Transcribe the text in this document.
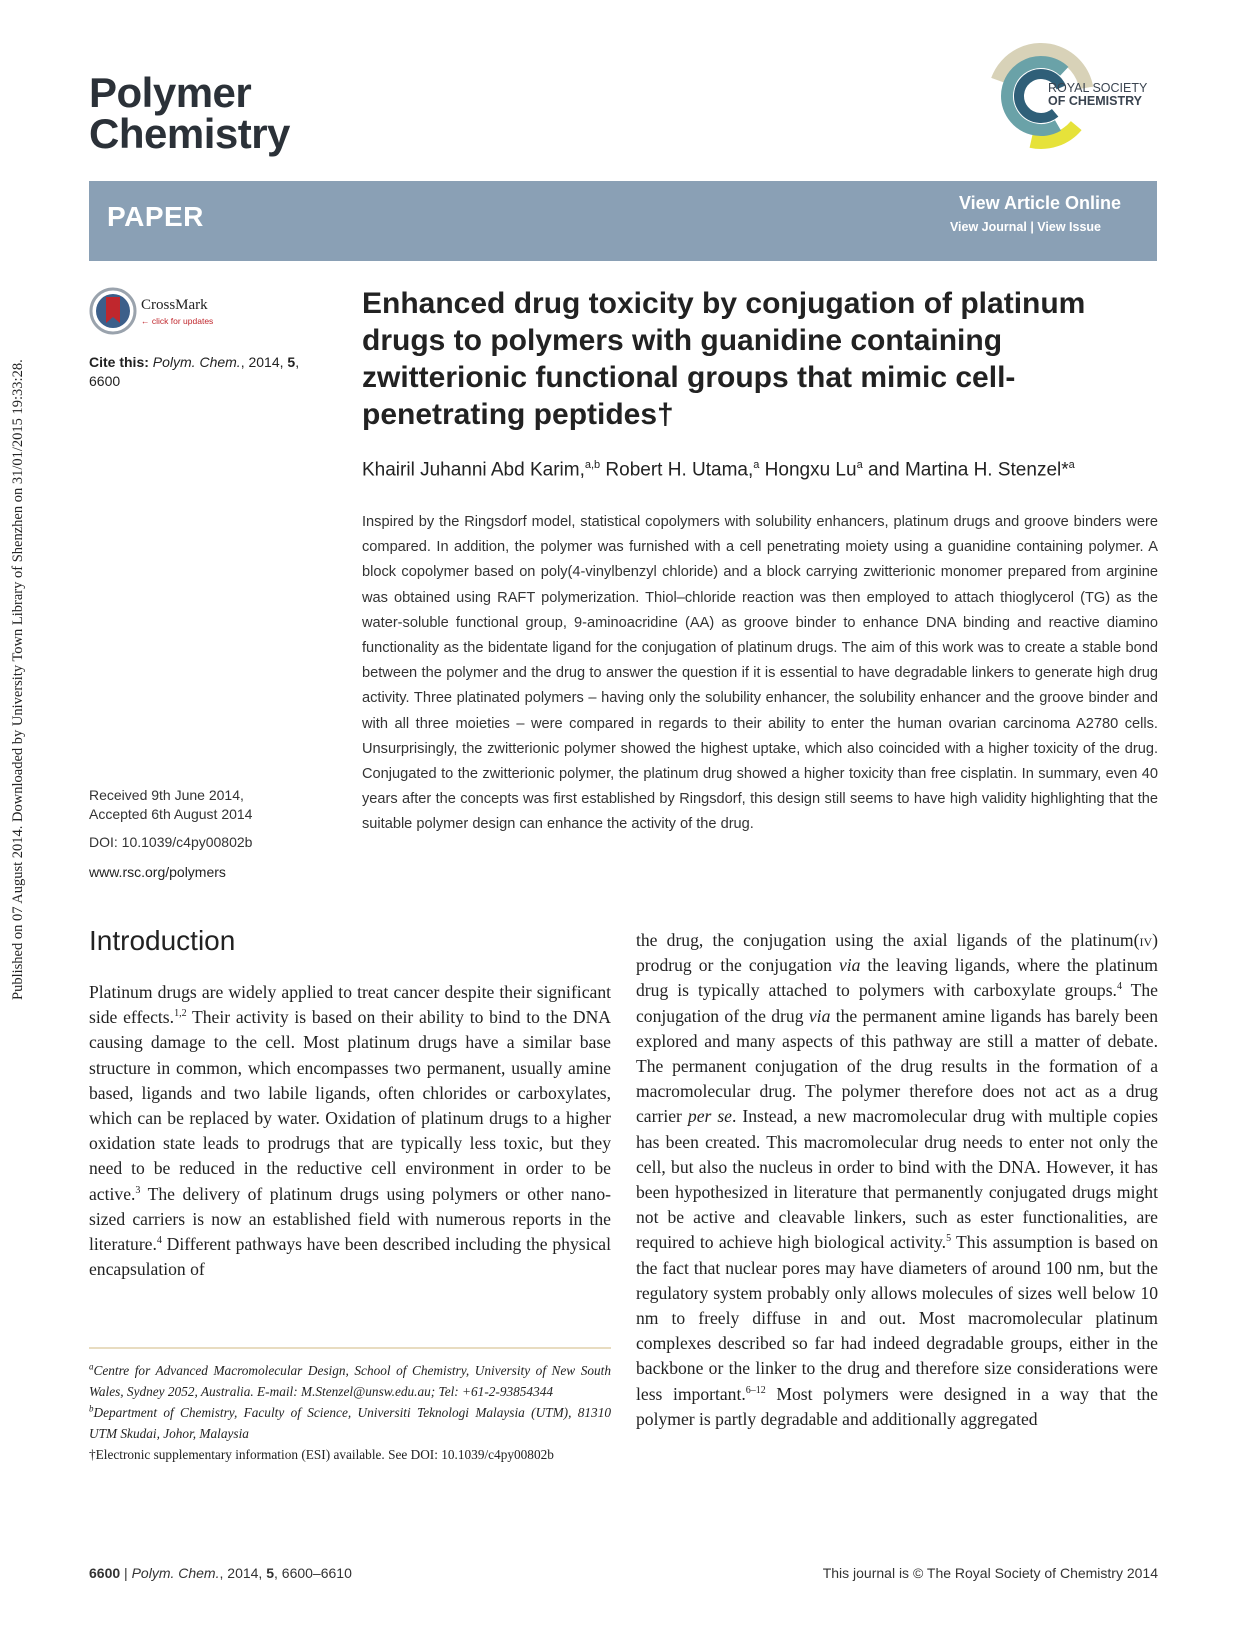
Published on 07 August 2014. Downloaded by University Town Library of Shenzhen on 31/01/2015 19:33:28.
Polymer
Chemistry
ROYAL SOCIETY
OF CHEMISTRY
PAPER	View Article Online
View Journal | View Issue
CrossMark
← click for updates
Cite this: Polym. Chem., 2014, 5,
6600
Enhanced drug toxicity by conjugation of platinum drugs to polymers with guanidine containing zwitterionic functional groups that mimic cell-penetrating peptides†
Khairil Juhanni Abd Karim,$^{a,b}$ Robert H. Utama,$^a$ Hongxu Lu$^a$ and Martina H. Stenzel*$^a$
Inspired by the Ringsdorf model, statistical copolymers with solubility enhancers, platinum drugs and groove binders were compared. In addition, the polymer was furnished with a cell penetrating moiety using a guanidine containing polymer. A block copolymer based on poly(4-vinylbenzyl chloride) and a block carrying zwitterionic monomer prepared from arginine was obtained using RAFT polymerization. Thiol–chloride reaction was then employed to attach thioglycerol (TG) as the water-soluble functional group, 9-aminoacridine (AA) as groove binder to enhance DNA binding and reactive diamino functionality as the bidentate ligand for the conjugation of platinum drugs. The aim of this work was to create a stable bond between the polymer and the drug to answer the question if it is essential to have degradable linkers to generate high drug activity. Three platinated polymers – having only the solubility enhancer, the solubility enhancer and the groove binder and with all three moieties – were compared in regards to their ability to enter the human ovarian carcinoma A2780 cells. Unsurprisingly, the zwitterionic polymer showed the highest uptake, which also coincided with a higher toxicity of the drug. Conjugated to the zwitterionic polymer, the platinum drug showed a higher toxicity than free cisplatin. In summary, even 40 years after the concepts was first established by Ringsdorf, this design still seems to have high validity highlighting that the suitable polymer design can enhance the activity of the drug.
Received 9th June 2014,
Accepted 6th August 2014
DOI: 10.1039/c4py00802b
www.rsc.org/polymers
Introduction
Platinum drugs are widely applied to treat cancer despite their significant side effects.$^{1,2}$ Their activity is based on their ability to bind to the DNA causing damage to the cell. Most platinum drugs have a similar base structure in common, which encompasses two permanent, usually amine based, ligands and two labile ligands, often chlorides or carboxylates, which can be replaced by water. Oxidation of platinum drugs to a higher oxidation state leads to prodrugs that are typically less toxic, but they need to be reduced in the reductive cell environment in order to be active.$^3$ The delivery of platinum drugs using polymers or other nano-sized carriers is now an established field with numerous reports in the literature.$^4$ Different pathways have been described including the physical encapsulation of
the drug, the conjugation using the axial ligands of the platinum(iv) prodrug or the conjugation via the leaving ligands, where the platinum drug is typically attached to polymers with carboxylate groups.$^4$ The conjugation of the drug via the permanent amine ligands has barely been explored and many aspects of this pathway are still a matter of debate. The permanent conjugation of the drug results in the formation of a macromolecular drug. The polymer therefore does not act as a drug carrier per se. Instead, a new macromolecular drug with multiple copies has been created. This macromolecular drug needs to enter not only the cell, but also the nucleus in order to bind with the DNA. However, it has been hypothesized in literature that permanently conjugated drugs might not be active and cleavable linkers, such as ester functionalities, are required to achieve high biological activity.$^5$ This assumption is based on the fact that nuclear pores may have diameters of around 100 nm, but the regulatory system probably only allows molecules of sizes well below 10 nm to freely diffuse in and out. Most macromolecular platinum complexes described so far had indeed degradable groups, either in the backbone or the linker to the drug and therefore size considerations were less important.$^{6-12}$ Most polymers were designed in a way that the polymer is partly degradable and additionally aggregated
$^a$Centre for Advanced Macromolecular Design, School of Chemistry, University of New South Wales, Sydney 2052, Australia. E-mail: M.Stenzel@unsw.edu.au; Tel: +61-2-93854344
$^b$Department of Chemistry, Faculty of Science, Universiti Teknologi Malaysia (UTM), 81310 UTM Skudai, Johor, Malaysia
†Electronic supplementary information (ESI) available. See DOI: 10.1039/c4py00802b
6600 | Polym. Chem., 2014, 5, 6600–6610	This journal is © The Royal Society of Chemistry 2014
═══
* _What to produce_:
Copy out all lines from the material above that contain the string "View".

* _Your response_:
PAPER	View Article Online
View Journal | View Issue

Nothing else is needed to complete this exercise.